Written exercise:
Retype the lines of the listing from the one containing "467, 270, 528]" through the one containing "467, 373, 528]", both included, and nothing else.

Supplied records:
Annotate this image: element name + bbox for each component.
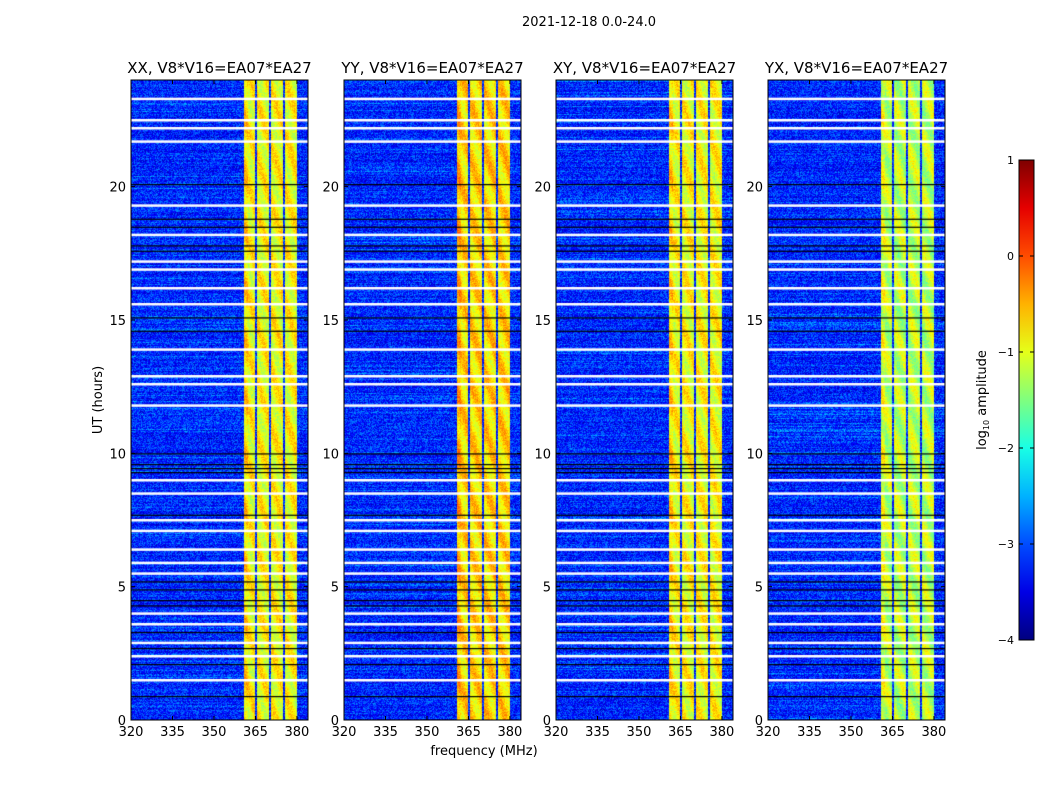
x-axis-label: frequency (MHz) bbox=[430, 744, 537, 759]
y-tick-label: 10 bbox=[746, 447, 763, 462]
y-tick-label: 0 bbox=[543, 714, 551, 729]
colorbar-tick-label: 0 bbox=[1007, 250, 1014, 263]
y-tick-label: 20 bbox=[746, 181, 763, 196]
heatmap-panel-1 bbox=[131, 80, 308, 720]
panel-frame-4 bbox=[767, 79, 946, 721]
x-tick-label: 365 bbox=[880, 725, 905, 740]
y-tick-label: 10 bbox=[109, 447, 126, 462]
panel-title-4: YX, V8*V16=EA07*EA27 bbox=[764, 59, 948, 77]
x-tick-label: 380 bbox=[498, 725, 523, 740]
colorbar-tick-label: −1 bbox=[998, 346, 1014, 359]
y-tick-label: 20 bbox=[109, 181, 126, 196]
panel-frame-2 bbox=[343, 79, 522, 721]
y-tick-label: 10 bbox=[534, 447, 551, 462]
y-tick-label: 15 bbox=[746, 314, 763, 329]
panel-frame-1 bbox=[130, 79, 309, 721]
x-tick-label: 320 bbox=[119, 725, 144, 740]
x-tick-label: 365 bbox=[668, 725, 693, 740]
heatmap-panel-2 bbox=[344, 80, 521, 720]
x-tick-label: 365 bbox=[243, 725, 268, 740]
colorbar-tick-label: −2 bbox=[998, 442, 1014, 455]
colorbar-label-rest: amplitude bbox=[975, 350, 990, 420]
x-tick-label: 350 bbox=[202, 725, 227, 740]
y-tick-label: 0 bbox=[331, 714, 339, 729]
y-tick-label: 5 bbox=[118, 581, 126, 596]
x-tick-label: 350 bbox=[415, 725, 440, 740]
x-tick-label: 350 bbox=[839, 725, 864, 740]
heatmap-panel-3 bbox=[556, 80, 733, 720]
x-tick-label: 350 bbox=[627, 725, 652, 740]
colorbar-label: log10 amplitude bbox=[975, 350, 991, 450]
y-tick-label: 0 bbox=[755, 714, 763, 729]
y-tick-label: 5 bbox=[543, 581, 551, 596]
heatmap-panel-4 bbox=[768, 80, 945, 720]
panel-frame-3 bbox=[555, 79, 734, 721]
y-tick-label: 5 bbox=[755, 581, 763, 596]
colorbar-label-sub: 10 bbox=[982, 420, 991, 430]
colorbar-tick-label: −4 bbox=[998, 634, 1014, 647]
y-tick-label: 15 bbox=[109, 314, 126, 329]
suptitle: 2021-12-18 0.0-24.0 bbox=[522, 15, 656, 30]
y-tick-label: 10 bbox=[322, 447, 339, 462]
y-tick-label: 0 bbox=[118, 714, 126, 729]
colorbar bbox=[1018, 159, 1035, 641]
x-tick-label: 335 bbox=[373, 725, 398, 740]
colorbar-label-main: log bbox=[975, 430, 990, 450]
x-tick-label: 335 bbox=[585, 725, 610, 740]
x-tick-label: 320 bbox=[332, 725, 357, 740]
y-tick-label: 20 bbox=[534, 181, 551, 196]
panel-title-3: XY, V8*V16=EA07*EA27 bbox=[553, 59, 736, 77]
panel-title-2: YY, V8*V16=EA07*EA27 bbox=[340, 59, 523, 77]
x-tick-label: 365 bbox=[456, 725, 481, 740]
x-tick-label: 320 bbox=[544, 725, 569, 740]
y-axis-label: UT (hours) bbox=[91, 366, 106, 434]
y-tick-label: 20 bbox=[322, 181, 339, 196]
x-tick-label: 380 bbox=[710, 725, 735, 740]
y-tick-label: 15 bbox=[534, 314, 551, 329]
colorbar-tick-label: 1 bbox=[1007, 154, 1014, 167]
x-tick-label: 335 bbox=[160, 725, 185, 740]
y-tick-label: 15 bbox=[322, 314, 339, 329]
x-tick-label: 380 bbox=[285, 725, 310, 740]
y-tick-label: 5 bbox=[331, 581, 339, 596]
x-tick-label: 335 bbox=[797, 725, 822, 740]
x-tick-label: 320 bbox=[756, 725, 781, 740]
colorbar-tick-label: −3 bbox=[998, 538, 1014, 551]
x-tick-label: 380 bbox=[922, 725, 947, 740]
panel-title-1: XX, V8*V16=EA07*EA27 bbox=[127, 59, 311, 77]
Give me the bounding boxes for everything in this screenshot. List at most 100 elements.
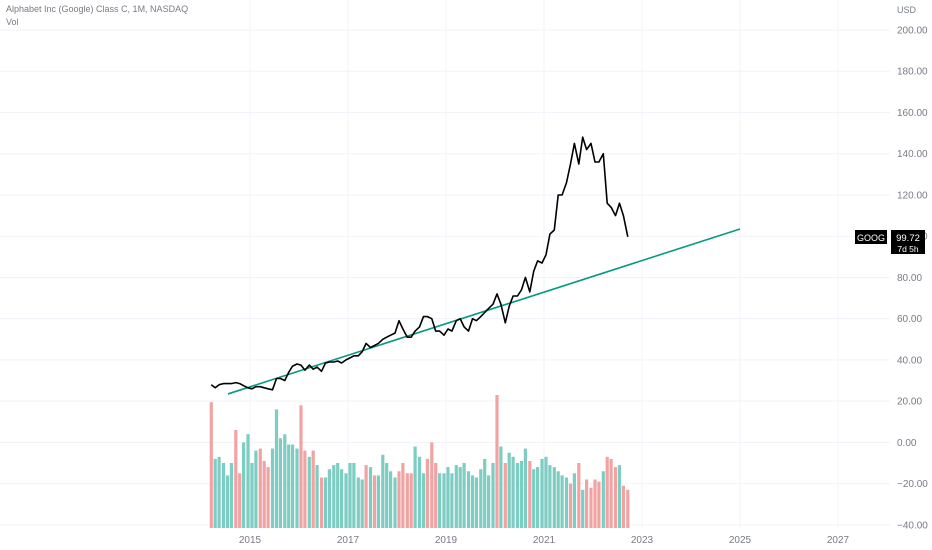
volume-bar	[266, 467, 270, 528]
volume-bar	[593, 479, 597, 528]
volume-bar	[278, 438, 282, 528]
volume-bar	[217, 456, 221, 528]
volume-bar	[307, 456, 311, 528]
volume-bar	[601, 471, 605, 528]
volume-bar	[528, 461, 532, 528]
volume-bar	[470, 475, 475, 528]
volume-bar	[487, 475, 491, 528]
volume-bar	[511, 456, 515, 528]
volume-bar	[340, 469, 344, 528]
volume-bar	[474, 477, 478, 528]
volume-bar	[368, 467, 373, 528]
volume-bar	[454, 465, 458, 528]
volume-bar	[413, 446, 417, 528]
y-axis: 200.00180.00160.00140.00120.00100.0080.0…	[897, 26, 928, 532]
volume-bar	[434, 463, 438, 528]
volume-bar	[556, 471, 560, 528]
volume-bar	[393, 477, 397, 528]
volume-bar	[577, 463, 581, 528]
volume-bar	[605, 456, 609, 528]
volume-bar	[246, 434, 250, 528]
volume-bar	[597, 481, 601, 528]
x-tick-label: 2015	[239, 535, 262, 546]
volume-bar	[552, 467, 556, 528]
volume-bar	[274, 409, 279, 528]
volume-bar	[401, 463, 405, 528]
volume-bar	[532, 469, 536, 528]
volume-bar	[372, 475, 377, 528]
volume-bar	[536, 467, 540, 528]
volume-bar	[283, 434, 287, 528]
volume-bar	[626, 489, 630, 528]
volume-bar	[213, 458, 217, 528]
y-axis-unit-label: USD	[897, 5, 917, 15]
volume-bar	[568, 483, 573, 528]
volume-bar	[258, 448, 262, 528]
price-layer	[210, 136, 629, 391]
x-tick-label: 2027	[827, 535, 850, 546]
chart-legend-title: Alphabet Inc (Google) Class C, 1M, NASDA…	[6, 4, 189, 14]
volume-bar	[319, 477, 324, 528]
y-tick-label: 20.00	[897, 397, 922, 408]
volume-bar	[242, 442, 246, 528]
volume-bar	[225, 475, 230, 528]
volume-bar	[462, 463, 466, 528]
y-tick-label: 200.00	[897, 26, 928, 37]
volume-bar	[609, 458, 613, 528]
volume-bar	[491, 463, 495, 528]
volume-layer	[209, 395, 630, 528]
y-tick-label: 140.00	[897, 149, 928, 160]
y-tick-label: 160.00	[897, 108, 928, 119]
grid-layer	[0, 0, 890, 528]
volume-bar	[515, 463, 520, 528]
y-tick-label: 120.00	[897, 190, 928, 201]
volume-bar	[446, 467, 450, 528]
volume-bar	[450, 473, 454, 528]
volume-bar	[613, 467, 618, 528]
volume-bar	[344, 473, 348, 528]
volume-bar	[495, 395, 499, 528]
volume-bar	[360, 479, 364, 528]
volume-bar	[389, 471, 393, 528]
volume-bar	[376, 475, 380, 528]
volume-bar	[540, 458, 544, 528]
volume-bar	[519, 461, 524, 528]
x-tick-label: 2017	[337, 535, 360, 546]
volume-bar	[234, 430, 238, 528]
volume-bar	[479, 469, 483, 528]
y-tick-label: −20.00	[897, 479, 928, 490]
volume-bar	[336, 463, 340, 528]
volume-bar	[209, 402, 213, 528]
volume-bar	[523, 448, 527, 528]
y-tick-label: 80.00	[897, 273, 922, 284]
volume-bar	[421, 473, 426, 528]
price-badge-countdown: 7d 5h	[897, 244, 919, 254]
y-tick-label: 0.00	[897, 438, 917, 449]
volume-bar	[548, 465, 552, 528]
volume-bar	[438, 473, 442, 528]
x-tick-label: 2025	[729, 535, 752, 546]
volume-bar	[442, 473, 446, 528]
x-tick-label: 2019	[435, 535, 458, 546]
volume-bar	[560, 475, 564, 528]
volume-bar	[250, 463, 254, 528]
x-tick-label: 2023	[631, 535, 654, 546]
volume-bar	[270, 448, 275, 528]
volume-bar	[458, 467, 462, 528]
volume-bar	[291, 444, 295, 528]
volume-bar	[262, 461, 266, 528]
volume-bar	[254, 450, 258, 528]
volume-bar	[315, 465, 319, 528]
volume-bar	[425, 458, 429, 528]
volume-bar	[483, 458, 487, 528]
volume-bar	[564, 477, 569, 528]
y-tick-label: 40.00	[897, 355, 922, 366]
price-line	[210, 136, 629, 391]
volume-bar	[417, 456, 422, 528]
volume-bar	[303, 450, 307, 528]
volume-bar	[238, 473, 242, 528]
trend-line	[227, 228, 741, 395]
price-badge-layer: GOOG 99.72 7d 5h	[855, 230, 925, 254]
volume-bar	[466, 471, 471, 528]
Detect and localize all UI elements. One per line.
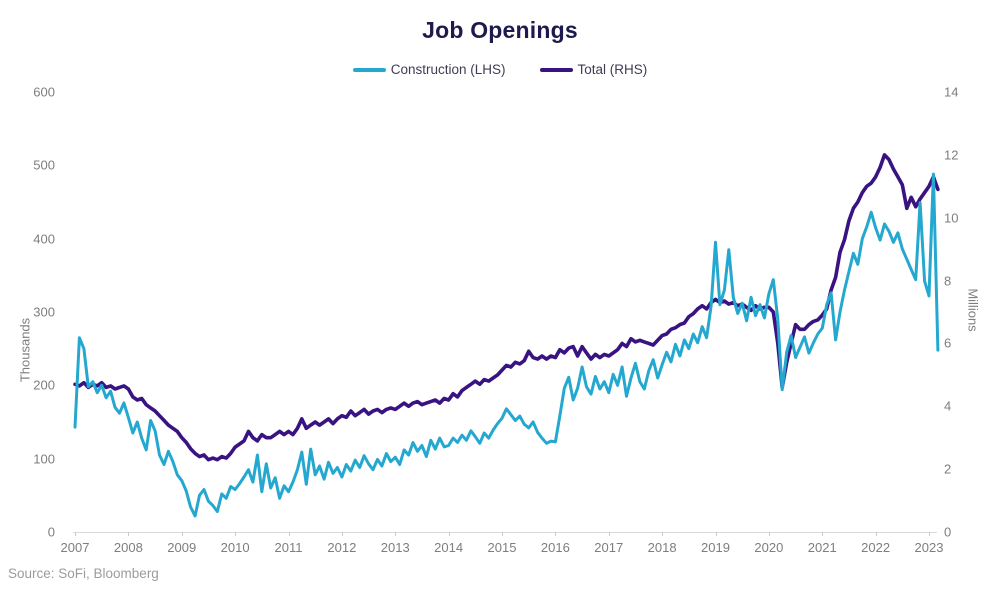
year-label-2023: 2023 — [914, 540, 944, 555]
year-label-2014: 2014 — [434, 540, 464, 555]
right-tick-6: 6 — [944, 335, 952, 351]
right-tick-4: 4 — [944, 398, 952, 414]
x-tick-2009 — [181, 532, 183, 536]
year-label-2007: 2007 — [60, 540, 90, 555]
left-tick-500: 500 — [33, 157, 55, 173]
year-label-2020: 2020 — [754, 540, 784, 555]
left-tick-400: 400 — [33, 231, 55, 247]
legend-label-construction: Construction (LHS) — [390, 62, 506, 77]
right-tick-2: 2 — [944, 461, 952, 477]
x-tick-2010 — [235, 532, 237, 536]
x-tick-2017 — [608, 532, 610, 536]
source-note: Source: SoFi, Bloomberg — [8, 566, 159, 581]
right-tick-8: 8 — [944, 273, 952, 289]
left-tick-200: 200 — [33, 377, 55, 393]
legend-item-total: Total (RHS) — [539, 62, 648, 77]
x-tick-2016 — [555, 532, 557, 536]
year-label-2018: 2018 — [647, 540, 677, 555]
x-tick-2021 — [822, 532, 824, 536]
x-tick-2014 — [448, 532, 450, 536]
year-label-2009: 2009 — [167, 540, 197, 555]
right-tick-12: 12 — [944, 147, 959, 163]
left-tick-100: 100 — [33, 451, 55, 467]
legend-label-total: Total (RHS) — [577, 62, 648, 77]
right-tick-0: 0 — [944, 524, 952, 540]
left-tick-600: 600 — [33, 84, 55, 100]
x-tick-2013 — [395, 532, 397, 536]
left-tick-0: 0 — [47, 524, 55, 540]
year-label-2012: 2012 — [327, 540, 357, 555]
construction-line — [73, 172, 940, 518]
year-label-2022: 2022 — [861, 540, 891, 555]
legend: Construction (LHS) Total (RHS) — [0, 62, 1000, 77]
year-label-2015: 2015 — [487, 540, 517, 555]
x-axis-line — [73, 532, 937, 533]
right-tick-10: 10 — [944, 210, 959, 226]
x-tick-2019 — [715, 532, 717, 536]
x-tick-2011 — [288, 532, 290, 536]
year-label-2016: 2016 — [540, 540, 570, 555]
x-tick-2007 — [75, 532, 76, 536]
x-tick-2022 — [875, 532, 877, 536]
x-tick-2015 — [502, 532, 503, 536]
year-label-2011: 2011 — [274, 540, 303, 555]
year-label-2021: 2021 — [807, 540, 837, 555]
x-tick-2023 — [929, 532, 930, 536]
right-tick-14: 14 — [944, 84, 959, 100]
year-label-2010: 2010 — [220, 540, 250, 555]
x-tick-2020 — [768, 532, 770, 536]
x-tick-2008 — [128, 532, 130, 536]
x-tick-2018 — [662, 532, 664, 536]
left-tick-300: 300 — [33, 304, 55, 320]
year-label-2017: 2017 — [594, 540, 624, 555]
chart-title: Job Openings — [422, 17, 578, 43]
total-line — [73, 153, 940, 462]
year-label-2008: 2008 — [113, 540, 143, 555]
year-label-2019: 2019 — [701, 540, 730, 555]
x-tick-2012 — [341, 532, 343, 536]
year-label-2013: 2013 — [380, 540, 410, 555]
total-line-swatch — [539, 67, 573, 72]
construction-line-swatch — [352, 67, 386, 72]
legend-item-construction: Construction (LHS) — [352, 62, 506, 77]
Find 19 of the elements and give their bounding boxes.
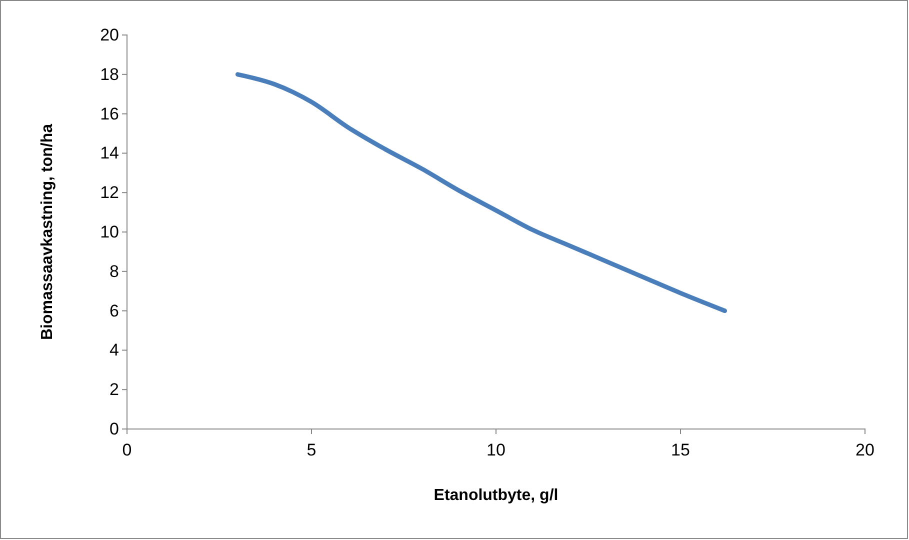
y-tick-label: 8 xyxy=(110,262,119,281)
y-tick-label: 12 xyxy=(100,183,119,202)
x-tick-label: 15 xyxy=(671,440,690,460)
x-tick-label: 5 xyxy=(306,440,316,460)
y-tick-label: 2 xyxy=(110,380,119,400)
y-tick-label: 16 xyxy=(100,104,119,124)
x-tick-label: 0 xyxy=(122,440,132,460)
y-tick-label: 4 xyxy=(110,340,119,360)
y-tick-label: 10 xyxy=(100,222,119,242)
y-tick-label: 20 xyxy=(100,25,119,44)
y-tick-label: 0 xyxy=(110,419,119,438)
y-tick-label: 6 xyxy=(110,301,119,320)
x-axis-title: Etanolutbyte, g/l xyxy=(434,487,558,504)
x-tick-label: 10 xyxy=(486,440,506,460)
x-tick-label: 20 xyxy=(856,440,874,460)
y-tick-label: 18 xyxy=(100,64,119,84)
line-series xyxy=(235,72,728,314)
y-axis-title: Biomassaavkastning, ton/ha xyxy=(39,124,56,340)
y-tick-label: 14 xyxy=(100,144,119,163)
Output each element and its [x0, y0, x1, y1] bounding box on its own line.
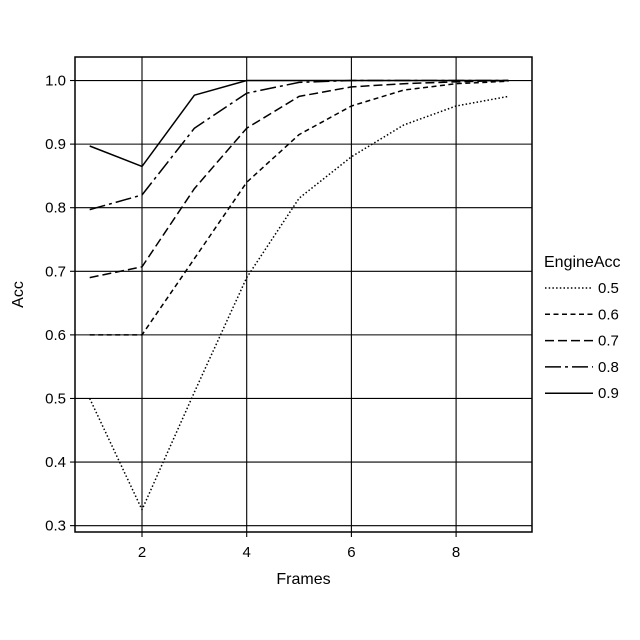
series-line-0.5 [90, 96, 509, 509]
legend: EngineAcc 0.5 0.6 0.7 0.8 0.9 [544, 254, 621, 402]
legend-label-0.6: 0.6 [598, 306, 619, 323]
x-tick-label: 6 [347, 544, 355, 561]
y-tick-label: 0.4 [45, 454, 66, 471]
series-line-0.9 [90, 81, 509, 167]
legend-label-0.8: 0.8 [598, 359, 619, 376]
grid [75, 57, 532, 532]
y-axis-title: Acc [10, 281, 27, 308]
x-tick-label: 4 [243, 544, 251, 561]
legend-title: EngineAcc [544, 254, 621, 271]
y-tick-label: 0.6 [45, 327, 66, 344]
y-tick-label: 1.0 [45, 73, 66, 90]
plot-frame [75, 57, 532, 532]
x-tick-label: 2 [138, 544, 146, 561]
y-tick-label: 0.8 [45, 200, 66, 217]
x-axis-title: Frames [276, 571, 330, 588]
y-tick-label: 0.5 [45, 390, 66, 407]
series-lines [90, 81, 509, 510]
legend-label-0.5: 0.5 [598, 280, 619, 297]
x-axis: 2 4 6 8 [138, 532, 460, 561]
y-axis: 0.3 0.4 0.5 0.6 0.7 0.8 0.9 1.0 [45, 73, 75, 535]
y-tick-label: 0.3 [45, 518, 66, 535]
y-tick-label: 0.9 [45, 136, 66, 153]
y-tick-label: 0.7 [45, 263, 66, 280]
series-line-0.8 [90, 81, 509, 210]
legend-label-0.7: 0.7 [598, 333, 619, 350]
legend-label-0.9: 0.9 [598, 385, 619, 402]
x-tick-label: 8 [452, 544, 460, 561]
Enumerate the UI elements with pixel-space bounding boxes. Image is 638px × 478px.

Completed exercise:
volume-bar	[266, 467, 270, 528]
volume-bar	[593, 479, 597, 528]
volume-bar	[278, 438, 282, 528]
volume-bar	[217, 456, 221, 528]
volume-bar	[307, 456, 311, 528]
volume-bar	[601, 471, 605, 528]
volume-bar	[528, 461, 532, 528]
volume-bar	[470, 475, 475, 528]
volume-bar	[487, 475, 491, 528]
volume-bar	[511, 456, 515, 528]
volume-bar	[340, 469, 344, 528]
volume-bar	[474, 477, 478, 528]
volume-bar	[368, 467, 373, 528]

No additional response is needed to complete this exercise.